In the entries below, find every line with "версий" and copy it.

* **GIVEN ENTRIES**
________________________________________

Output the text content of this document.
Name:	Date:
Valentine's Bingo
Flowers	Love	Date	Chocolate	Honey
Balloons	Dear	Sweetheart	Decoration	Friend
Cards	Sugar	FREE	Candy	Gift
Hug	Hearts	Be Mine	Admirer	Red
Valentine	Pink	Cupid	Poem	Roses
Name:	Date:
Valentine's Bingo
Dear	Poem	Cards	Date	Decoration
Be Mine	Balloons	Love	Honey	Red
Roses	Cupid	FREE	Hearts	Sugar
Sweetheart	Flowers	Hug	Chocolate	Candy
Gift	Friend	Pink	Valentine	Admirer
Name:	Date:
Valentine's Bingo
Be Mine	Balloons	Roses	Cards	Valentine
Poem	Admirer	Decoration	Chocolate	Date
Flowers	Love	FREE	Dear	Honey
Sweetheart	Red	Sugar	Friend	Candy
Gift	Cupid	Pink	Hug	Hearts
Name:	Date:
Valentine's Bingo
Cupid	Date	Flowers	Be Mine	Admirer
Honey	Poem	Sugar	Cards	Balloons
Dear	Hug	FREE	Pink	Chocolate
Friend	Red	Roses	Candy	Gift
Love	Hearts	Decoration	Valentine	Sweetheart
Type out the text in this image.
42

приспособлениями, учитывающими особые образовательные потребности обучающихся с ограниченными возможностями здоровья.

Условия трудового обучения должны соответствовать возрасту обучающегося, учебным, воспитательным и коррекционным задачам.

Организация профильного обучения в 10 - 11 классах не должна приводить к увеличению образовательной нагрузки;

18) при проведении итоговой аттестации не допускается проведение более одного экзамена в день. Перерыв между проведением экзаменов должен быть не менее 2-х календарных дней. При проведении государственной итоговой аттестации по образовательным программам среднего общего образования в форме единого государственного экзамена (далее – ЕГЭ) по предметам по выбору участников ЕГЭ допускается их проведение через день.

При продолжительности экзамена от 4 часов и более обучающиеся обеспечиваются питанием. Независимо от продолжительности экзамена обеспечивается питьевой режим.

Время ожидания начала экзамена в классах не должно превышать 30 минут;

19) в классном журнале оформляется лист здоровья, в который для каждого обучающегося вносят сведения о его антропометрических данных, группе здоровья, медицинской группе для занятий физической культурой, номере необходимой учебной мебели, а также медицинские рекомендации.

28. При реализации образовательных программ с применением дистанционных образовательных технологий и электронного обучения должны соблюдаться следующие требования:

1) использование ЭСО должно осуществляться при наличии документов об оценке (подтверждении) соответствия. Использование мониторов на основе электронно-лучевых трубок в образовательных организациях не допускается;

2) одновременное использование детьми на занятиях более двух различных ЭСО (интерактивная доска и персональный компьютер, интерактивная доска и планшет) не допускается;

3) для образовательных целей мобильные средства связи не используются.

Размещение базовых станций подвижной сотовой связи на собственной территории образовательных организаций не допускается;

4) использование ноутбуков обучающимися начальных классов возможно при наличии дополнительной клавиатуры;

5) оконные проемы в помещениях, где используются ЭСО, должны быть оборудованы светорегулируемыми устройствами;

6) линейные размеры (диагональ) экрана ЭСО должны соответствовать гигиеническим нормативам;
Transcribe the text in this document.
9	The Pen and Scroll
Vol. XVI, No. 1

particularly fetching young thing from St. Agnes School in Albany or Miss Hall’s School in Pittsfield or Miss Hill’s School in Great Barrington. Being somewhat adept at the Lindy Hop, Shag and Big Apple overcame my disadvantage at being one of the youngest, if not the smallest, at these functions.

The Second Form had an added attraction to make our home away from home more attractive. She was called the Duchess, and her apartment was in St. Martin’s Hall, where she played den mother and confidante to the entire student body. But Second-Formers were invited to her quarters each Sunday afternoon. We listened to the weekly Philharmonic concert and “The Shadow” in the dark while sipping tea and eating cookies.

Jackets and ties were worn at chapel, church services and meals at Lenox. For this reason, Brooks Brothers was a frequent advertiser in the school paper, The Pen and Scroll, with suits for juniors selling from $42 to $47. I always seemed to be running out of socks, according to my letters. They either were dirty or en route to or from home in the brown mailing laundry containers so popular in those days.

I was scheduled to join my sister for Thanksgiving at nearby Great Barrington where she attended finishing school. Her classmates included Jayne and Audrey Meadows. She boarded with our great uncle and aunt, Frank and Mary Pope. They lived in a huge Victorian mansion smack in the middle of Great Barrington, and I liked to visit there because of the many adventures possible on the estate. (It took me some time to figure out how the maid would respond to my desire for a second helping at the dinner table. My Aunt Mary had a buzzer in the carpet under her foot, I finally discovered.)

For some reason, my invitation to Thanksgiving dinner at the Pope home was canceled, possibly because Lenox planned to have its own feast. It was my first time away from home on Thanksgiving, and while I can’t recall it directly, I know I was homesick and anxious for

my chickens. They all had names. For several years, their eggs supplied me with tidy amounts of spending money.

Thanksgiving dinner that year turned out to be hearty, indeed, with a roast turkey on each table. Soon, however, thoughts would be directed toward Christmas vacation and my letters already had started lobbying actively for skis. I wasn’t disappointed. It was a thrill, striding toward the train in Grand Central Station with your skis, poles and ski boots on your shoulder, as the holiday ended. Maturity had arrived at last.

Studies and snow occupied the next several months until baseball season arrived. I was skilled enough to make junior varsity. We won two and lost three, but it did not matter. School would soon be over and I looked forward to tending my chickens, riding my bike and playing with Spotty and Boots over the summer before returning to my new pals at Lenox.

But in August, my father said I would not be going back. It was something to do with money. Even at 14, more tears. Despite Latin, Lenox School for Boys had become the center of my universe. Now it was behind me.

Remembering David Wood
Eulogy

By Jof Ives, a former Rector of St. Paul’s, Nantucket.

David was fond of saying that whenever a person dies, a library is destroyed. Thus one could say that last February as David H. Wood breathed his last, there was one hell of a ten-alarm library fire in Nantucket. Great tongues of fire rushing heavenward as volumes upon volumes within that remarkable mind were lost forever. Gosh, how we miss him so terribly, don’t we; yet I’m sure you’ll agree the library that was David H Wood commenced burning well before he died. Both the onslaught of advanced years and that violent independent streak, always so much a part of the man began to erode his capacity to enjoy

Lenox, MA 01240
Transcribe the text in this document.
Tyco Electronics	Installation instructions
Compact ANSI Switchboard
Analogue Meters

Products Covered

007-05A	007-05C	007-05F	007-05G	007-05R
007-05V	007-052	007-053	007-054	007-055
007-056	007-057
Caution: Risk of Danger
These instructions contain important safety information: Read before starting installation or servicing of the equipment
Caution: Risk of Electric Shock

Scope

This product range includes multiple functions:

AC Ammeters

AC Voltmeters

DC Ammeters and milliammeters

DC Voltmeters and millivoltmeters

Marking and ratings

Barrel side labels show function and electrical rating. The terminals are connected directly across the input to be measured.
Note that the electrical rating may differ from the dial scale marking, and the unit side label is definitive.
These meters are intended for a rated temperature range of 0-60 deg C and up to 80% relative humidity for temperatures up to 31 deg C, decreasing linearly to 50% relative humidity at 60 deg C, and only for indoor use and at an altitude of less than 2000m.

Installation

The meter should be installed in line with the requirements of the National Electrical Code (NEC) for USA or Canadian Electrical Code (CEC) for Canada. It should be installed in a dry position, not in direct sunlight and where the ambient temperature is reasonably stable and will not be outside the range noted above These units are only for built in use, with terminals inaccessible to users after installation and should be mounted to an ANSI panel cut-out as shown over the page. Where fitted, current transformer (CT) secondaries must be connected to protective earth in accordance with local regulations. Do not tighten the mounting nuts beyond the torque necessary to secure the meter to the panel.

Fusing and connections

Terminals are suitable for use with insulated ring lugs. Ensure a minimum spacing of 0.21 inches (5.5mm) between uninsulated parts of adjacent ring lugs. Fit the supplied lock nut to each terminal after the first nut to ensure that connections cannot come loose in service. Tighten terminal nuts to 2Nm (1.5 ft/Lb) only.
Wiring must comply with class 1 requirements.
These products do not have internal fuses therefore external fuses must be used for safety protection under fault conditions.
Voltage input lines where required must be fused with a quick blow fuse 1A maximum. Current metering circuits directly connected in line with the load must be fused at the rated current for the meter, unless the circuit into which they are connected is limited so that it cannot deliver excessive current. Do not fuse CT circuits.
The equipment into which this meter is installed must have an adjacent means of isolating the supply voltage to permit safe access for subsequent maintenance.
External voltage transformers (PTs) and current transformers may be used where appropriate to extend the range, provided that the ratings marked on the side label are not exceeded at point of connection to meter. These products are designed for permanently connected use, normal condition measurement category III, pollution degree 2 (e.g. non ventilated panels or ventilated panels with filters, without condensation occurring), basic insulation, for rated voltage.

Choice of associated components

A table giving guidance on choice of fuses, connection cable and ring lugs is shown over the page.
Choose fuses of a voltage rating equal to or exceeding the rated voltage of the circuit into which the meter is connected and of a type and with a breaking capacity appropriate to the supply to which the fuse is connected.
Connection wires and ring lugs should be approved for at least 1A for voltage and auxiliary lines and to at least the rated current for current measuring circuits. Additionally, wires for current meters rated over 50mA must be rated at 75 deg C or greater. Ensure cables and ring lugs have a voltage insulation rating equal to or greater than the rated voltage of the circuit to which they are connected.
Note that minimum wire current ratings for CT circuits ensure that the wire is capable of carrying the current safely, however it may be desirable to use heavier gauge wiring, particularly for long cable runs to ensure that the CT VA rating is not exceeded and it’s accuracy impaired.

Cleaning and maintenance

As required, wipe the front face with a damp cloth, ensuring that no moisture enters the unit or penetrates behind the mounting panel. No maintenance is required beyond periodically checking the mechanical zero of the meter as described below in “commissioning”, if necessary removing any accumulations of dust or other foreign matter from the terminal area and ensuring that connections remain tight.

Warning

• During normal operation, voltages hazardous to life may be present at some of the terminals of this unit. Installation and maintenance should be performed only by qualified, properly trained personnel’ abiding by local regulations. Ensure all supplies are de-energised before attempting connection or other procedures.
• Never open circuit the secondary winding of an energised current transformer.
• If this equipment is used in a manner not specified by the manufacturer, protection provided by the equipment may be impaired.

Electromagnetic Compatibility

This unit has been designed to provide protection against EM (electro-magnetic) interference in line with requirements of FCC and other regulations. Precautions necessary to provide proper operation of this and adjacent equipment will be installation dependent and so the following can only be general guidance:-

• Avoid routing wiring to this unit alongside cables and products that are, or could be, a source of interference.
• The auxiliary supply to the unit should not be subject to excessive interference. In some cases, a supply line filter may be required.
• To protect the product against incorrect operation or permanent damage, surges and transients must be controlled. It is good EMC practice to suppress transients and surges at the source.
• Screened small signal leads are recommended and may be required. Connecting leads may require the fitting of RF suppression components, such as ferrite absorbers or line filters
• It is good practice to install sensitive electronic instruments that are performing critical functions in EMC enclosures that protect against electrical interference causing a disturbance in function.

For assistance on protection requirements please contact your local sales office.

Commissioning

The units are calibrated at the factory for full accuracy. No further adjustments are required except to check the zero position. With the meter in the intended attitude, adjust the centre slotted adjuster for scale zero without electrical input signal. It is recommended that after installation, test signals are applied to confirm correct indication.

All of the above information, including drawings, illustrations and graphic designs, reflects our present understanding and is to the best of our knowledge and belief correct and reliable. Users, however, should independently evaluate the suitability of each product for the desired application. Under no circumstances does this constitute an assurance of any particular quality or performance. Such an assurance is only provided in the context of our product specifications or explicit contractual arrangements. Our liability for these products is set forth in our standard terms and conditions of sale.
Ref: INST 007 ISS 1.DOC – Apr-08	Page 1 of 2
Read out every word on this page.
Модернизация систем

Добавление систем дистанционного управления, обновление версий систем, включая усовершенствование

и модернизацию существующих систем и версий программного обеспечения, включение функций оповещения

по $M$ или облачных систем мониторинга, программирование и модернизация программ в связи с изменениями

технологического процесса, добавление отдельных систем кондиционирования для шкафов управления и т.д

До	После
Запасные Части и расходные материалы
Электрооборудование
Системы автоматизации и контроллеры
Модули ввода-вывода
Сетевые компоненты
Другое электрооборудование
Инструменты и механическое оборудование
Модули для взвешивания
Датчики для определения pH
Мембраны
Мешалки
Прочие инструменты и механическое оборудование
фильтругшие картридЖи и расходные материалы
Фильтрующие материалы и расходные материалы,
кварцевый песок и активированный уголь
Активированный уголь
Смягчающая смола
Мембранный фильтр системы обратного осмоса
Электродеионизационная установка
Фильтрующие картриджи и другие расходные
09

________________________________________

* **RESULT**
Добавление систем дистанционного управления, обновление версий систем, включая усовершенствование
и модернизацию существующих систем и версий программного обеспечения, включение функций оповещения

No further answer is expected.